_What is being asked:_ The exercise asks for every line of the data to be reproduced exactly.

_The input:_
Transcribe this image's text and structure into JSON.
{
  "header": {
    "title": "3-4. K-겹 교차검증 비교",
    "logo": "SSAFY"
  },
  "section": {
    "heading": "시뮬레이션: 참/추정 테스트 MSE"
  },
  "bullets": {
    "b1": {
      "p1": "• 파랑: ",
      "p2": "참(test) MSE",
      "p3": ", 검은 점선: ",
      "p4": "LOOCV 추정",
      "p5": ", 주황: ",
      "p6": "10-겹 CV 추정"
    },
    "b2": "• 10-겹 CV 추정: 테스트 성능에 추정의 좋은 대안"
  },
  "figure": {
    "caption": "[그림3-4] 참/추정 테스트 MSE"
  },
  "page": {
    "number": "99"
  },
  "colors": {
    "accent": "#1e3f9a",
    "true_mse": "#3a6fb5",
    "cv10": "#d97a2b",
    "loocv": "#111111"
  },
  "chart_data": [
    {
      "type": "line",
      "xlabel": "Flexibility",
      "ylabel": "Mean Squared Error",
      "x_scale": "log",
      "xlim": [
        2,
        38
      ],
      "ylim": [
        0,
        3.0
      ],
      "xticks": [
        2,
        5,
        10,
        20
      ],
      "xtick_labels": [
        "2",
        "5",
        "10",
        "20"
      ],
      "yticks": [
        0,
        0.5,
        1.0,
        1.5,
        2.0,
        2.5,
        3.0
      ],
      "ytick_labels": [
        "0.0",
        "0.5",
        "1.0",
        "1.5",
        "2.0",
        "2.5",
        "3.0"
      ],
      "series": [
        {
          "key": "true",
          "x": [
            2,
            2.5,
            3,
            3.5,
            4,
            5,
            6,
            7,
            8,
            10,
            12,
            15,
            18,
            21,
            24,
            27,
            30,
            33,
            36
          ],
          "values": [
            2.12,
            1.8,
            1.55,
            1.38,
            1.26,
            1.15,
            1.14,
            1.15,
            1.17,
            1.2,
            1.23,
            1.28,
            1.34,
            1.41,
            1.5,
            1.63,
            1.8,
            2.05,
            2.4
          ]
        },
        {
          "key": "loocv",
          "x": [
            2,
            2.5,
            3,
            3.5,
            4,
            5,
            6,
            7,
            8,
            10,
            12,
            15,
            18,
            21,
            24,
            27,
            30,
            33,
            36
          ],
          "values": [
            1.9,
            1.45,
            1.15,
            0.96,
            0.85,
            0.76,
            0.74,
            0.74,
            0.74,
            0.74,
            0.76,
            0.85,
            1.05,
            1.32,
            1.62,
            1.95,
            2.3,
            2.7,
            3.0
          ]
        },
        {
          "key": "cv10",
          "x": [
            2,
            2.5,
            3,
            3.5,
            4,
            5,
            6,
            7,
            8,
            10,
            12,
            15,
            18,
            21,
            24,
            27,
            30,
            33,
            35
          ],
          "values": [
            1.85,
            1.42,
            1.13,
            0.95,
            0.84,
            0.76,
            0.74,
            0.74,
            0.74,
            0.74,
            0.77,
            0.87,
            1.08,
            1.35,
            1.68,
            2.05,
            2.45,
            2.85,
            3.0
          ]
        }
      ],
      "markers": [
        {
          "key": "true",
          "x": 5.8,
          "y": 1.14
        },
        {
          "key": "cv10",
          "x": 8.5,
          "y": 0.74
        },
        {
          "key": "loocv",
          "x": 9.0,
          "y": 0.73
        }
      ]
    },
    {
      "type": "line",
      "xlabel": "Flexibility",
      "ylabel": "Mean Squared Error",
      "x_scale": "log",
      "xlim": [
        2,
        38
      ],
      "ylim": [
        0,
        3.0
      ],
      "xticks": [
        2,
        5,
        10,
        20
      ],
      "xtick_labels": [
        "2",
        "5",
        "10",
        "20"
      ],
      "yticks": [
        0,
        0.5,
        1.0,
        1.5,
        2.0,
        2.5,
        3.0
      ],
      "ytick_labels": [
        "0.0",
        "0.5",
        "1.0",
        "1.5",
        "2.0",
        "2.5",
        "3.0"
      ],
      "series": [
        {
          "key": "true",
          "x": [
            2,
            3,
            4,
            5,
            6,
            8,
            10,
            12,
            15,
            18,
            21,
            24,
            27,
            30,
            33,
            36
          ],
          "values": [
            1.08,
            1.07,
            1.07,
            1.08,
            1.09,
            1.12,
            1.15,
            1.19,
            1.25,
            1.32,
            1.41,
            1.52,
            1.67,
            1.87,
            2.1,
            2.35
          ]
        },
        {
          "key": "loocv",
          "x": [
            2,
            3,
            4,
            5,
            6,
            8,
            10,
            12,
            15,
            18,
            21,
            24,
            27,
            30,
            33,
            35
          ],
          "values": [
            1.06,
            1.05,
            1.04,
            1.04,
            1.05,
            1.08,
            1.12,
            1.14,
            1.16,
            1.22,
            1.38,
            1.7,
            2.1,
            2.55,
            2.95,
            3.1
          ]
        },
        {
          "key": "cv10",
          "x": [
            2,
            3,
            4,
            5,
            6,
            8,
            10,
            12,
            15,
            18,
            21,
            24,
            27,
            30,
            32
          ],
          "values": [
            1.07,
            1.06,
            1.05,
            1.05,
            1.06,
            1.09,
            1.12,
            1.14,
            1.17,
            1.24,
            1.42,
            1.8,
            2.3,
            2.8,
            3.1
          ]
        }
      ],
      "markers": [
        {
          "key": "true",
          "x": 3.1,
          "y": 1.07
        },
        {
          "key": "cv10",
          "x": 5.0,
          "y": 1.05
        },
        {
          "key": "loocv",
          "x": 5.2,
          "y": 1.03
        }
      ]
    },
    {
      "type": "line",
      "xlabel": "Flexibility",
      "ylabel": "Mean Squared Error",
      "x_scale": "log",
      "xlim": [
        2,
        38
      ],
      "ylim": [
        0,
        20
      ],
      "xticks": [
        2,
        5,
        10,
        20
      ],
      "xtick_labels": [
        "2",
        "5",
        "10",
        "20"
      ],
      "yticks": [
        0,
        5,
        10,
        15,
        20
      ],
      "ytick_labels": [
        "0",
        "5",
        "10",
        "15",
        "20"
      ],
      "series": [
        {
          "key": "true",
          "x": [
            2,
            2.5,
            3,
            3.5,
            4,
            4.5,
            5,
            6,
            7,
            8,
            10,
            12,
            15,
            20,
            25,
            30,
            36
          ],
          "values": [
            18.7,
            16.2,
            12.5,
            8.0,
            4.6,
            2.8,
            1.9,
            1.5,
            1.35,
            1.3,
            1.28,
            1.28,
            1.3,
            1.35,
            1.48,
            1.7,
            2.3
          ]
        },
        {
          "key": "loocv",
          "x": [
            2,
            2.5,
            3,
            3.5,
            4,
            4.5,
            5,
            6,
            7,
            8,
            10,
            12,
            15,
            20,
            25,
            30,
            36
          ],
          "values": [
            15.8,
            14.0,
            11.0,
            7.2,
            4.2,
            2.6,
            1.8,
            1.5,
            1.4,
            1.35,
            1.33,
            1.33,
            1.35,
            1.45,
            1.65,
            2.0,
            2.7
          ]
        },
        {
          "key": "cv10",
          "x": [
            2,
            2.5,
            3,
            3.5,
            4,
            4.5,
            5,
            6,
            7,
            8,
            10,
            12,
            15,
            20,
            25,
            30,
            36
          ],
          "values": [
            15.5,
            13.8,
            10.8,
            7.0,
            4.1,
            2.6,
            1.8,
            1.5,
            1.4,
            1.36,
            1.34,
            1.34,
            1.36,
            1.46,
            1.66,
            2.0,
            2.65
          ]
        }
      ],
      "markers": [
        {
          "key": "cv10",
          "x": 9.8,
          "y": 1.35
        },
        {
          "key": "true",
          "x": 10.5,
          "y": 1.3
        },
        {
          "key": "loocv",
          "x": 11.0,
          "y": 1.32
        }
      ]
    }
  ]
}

_Solved problem:_
Transcribe this image's text and structure into JSON.
{
  "header": {
    "title": "3-4. K-겹 교차검증 비교",
    "logo": "SSAFY"
  },
  "section": {
    "heading": "시뮬레이션: 참/추정 테스트 MSE"
  },
  "bullets": {
    "b1": {
      "p1": "• 파랑: ",
      "p2": "참(test) MSE",
      "p3": ", 검은 점선: ",
      "p4": "LOOCV 추정",
      "p5": ", 주황: ",
      "p6": "10-겹 CV 추정"
    },
    "b2": "• 10-겹 CV 추정: 테스트 성능에 추정의 좋은 대안"
  },
  "figure": {
    "caption": "[그림3-4] 참/추정 테스트 MSE"
  },
  "page": {
    "number": "99"
  },
  "colors": {
    "accent": "#1e3f9a",
    "true_mse": "#3a6fb5",
    "cv10": "#d97a2b",
    "loocv": "#111111"
  },
  "chart_data": [
    {
      "type": "line",
      "xlabel": "Flexibility",
      "ylabel": "Mean Squared Error",
      "x_scale": "log",
      "xlim": [
        2,
        38
      ],
      "ylim": [
        0,
        3.0
      ],
      "xticks": [
        2,
        5,
        10,
        20
      ],
      "xtick_labels": [
        "2",
        "5",
        "10",
        "20"
      ],
      "yticks": [
        0,
        0.5,
        1.0,
        1.5,
        2.0,
        2.5,
        3.0
      ],
      "ytick_labels": [
        "0.0",
        "0.5",
        "1.0",
        "1.5",
        "2.0",
        "2.5",
        "3.0"
      ],
      "series": [
        {
          "key": "true",
          "x": [
            2,
            2.5,
            3,
            3.5,
            4,
            5,
            6,
            7,
            8,
            10,
            12,
            15,
            18,
            21,
            24,
            27,
            30,
            33,
            36
          ],
          "values": [
            2.12,
            1.8,
            1.55,
            1.38,
            1.26,
            1.15,
            1.14,
            1.15,
            1.17,
            1.2,
            1.23,
            1.28,
            1.34,
            1.41,
            1.5,
            1.63,
            1.8,
            2.05,
            2.4
          ]
        },
        {
          "key": "loocv",
          "x": [
            2,
            2.5,
            3,
            3.5,
            4,
            5,
            6,
            7,
            8,
            10,
            12,
            15,
            18,
            21,
            24,
            27,
            30,
            33,
            36
          ],
          "values": [
            1.9,
            1.45,
            1.15,
            0.96,
            0.85,
            0.76,
            0.74,
            0.74,
            0.74,
            0.74,
            0.76,
            0.85,
            1.05,
            1.32,
            1.62,
            1.95,
            2.3,
            2.7,
            3.0
          ]
        },
        {
          "key": "cv10",
          "x": [
            2,
            2.5,
            3,
            3.5,
            4,
            5,
            6,
            7,
            8,
            10,
            12,
            15,
            18,
            21,
            24,
            27,
            30,
            33,
            35
          ],
          "values": [
            1.85,
            1.42,
            1.13,
            0.95,
            0.84,
            0.76,
            0.74,
            0.74,
            0.74,
            0.74,
            0.77,
            0.87,
            1.08,
            1.35,
            1.68,
            2.05,
            2.45,
            2.85,
            3.0
          ]
        }
      ],
      "markers": [
        {
          "key": "true",
          "x": 5.8,
          "y": 1.14
        },
        {
          "key": "cv10",
          "x": 8.5,
          "y": 0.74
        },
        {
          "key": "loocv",
          "x": 9.0,
          "y": 0.73
        }
      ]
    },
    {
      "type": "line",
      "xlabel": "Flexibility",
      "ylabel": "Mean Squared Error",
      "x_scale": "log",
      "xlim": [
        2,
        38
      ],
      "ylim": [
        0,
        3.0
      ],
      "xticks": [
        2,
        5,
        10,
        20
      ],
      "xtick_labels": [
        "2",
        "5",
        "10",
        "20"
      ],
      "yticks": [
        0,
        0.5,
        1.0,
        1.5,
        2.0,
        2.5,
        3.0
      ],
      "ytick_labels": [
        "0.0",
        "0.5",
        "1.0",
        "1.5",
        "2.0",
        "2.5",
        "3.0"
      ],
      "series": [
        {
          "key": "true",
          "x": [
            2,
            3,
            4,
            5,
            6,
            8,
            10,
            12,
            15,
            18,
            21,
            24,
            27,
            30,
            33,
            36
          ],
          "values": [
            1.08,
            1.07,
            1.07,
            1.08,
            1.09,
            1.12,
            1.15,
            1.19,
            1.25,
            1.32,
            1.41,
            1.52,
            1.67,
            1.87,
            2.1,
            2.35
          ]
        },
        {
          "key": "loocv",
          "x": [
            2,
            3,
            4,
            5,
            6,
            8,
            10,
            12,
            15,
            18,
            21,
            24,
            27,
            30,
            33,
            35
          ],
          "values": [
            1.06,
            1.05,
            1.04,
            1.04,
            1.05,
            1.08,
            1.12,
            1.14,
            1.16,
            1.22,
            1.38,
            1.7,
            2.1,
            2.55,
            2.95,
            3.1
          ]
        },
        {
          "key": "cv10",
          "x": [
            2,
            3,
            4,
            5,
            6,
            8,
            10,
            12,
            15,
            18,
            21,
            24,
            27,
            30,
            32
          ],
          "values": [
            1.07,
            1.06,
            1.05,
            1.05,
            1.06,
            1.09,
            1.12,
            1.14,
            1.17,
            1.24,
            1.42,
            1.8,
            2.3,
            2.8,
            3.1
          ]
        }
      ],
      "markers": [
        {
          "key": "true",
          "x": 3.1,
          "y": 1.07
        },
        {
          "key": "cv10",
          "x": 5.0,
          "y": 1.05
        },
        {
          "key": "loocv",
          "x": 5.2,
          "y": 1.03
        }
      ]
    },
    {
      "type": "line",
      "xlabel": "Flexibility",
      "ylabel": "Mean Squared Error",
      "x_scale": "log",
      "xlim": [
        2,
        38
      ],
      "ylim": [
        0,
        20
      ],
      "xticks": [
        2,
        5,
        10,
        20
      ],
      "xtick_labels": [
        "2",
        "5",
        "10",
        "20"
      ],
      "yticks": [
        0,
        5,
        10,
        15,
        20
      ],
      "ytick_labels": [
        "0",
        "5",
        "10",
        "15",
        "20"
      ],
      "series": [
        {
          "key": "true",
          "x": [
            2,
            2.5,
            3,
            3.5,
            4,
            4.5,
            5,
            6,
            7,
            8,
            10,
            12,
            15,
            20,
            25,
            30,
            36
          ],
          "values": [
            18.7,
            16.2,
            12.5,
            8.0,
            4.6,
            2.8,
            1.9,
            1.5,
            1.35,
            1.3,
            1.28,
            1.28,
            1.3,
            1.35,
            1.48,
            1.7,
            2.3
          ]
        },
        {
          "key": "loocv",
          "x": [
            2,
            2.5,
            3,
            3.5,
            4,
            4.5,
            5,
            6,
            7,
            8,
            10,
            12,
            15,
            20,
            25,
            30,
            36
          ],
          "values": [
            15.8,
            14.0,
            11.0,
            7.2,
            4.2,
            2.6,
            1.8,
            1.5,
            1.4,
            1.35,
            1.33,
            1.33,
            1.35,
            1.45,
            1.65,
            2.0,
            2.7
          ]
        },
        {
          "key": "cv10",
          "x": [
            2,
            2.5,
            3,
            3.5,
            4,
            4.5,
            5,
            6,
            7,
            8,
            10,
            12,
            15,
            20,
            25,
            30,
            36
          ],
          "values": [
            15.5,
            13.8,
            10.8,
            7.0,
            4.1,
            2.6,
            1.8,
            1.5,
            1.4,
            1.36,
            1.34,
            1.34,
            1.36,
            1.46,
            1.66,
            2.0,
            2.65
          ]
        }
      ],
      "markers": [
        {
          "key": "cv10",
          "x": 9.8,
          "y": 1.35
        },
        {
          "key": "true",
          "x": 10.5,
          "y": 1.3
        },
        {
          "key": "loocv",
          "x": 11.0,
          "y": 1.32
        }
      ]
    }
  ]
}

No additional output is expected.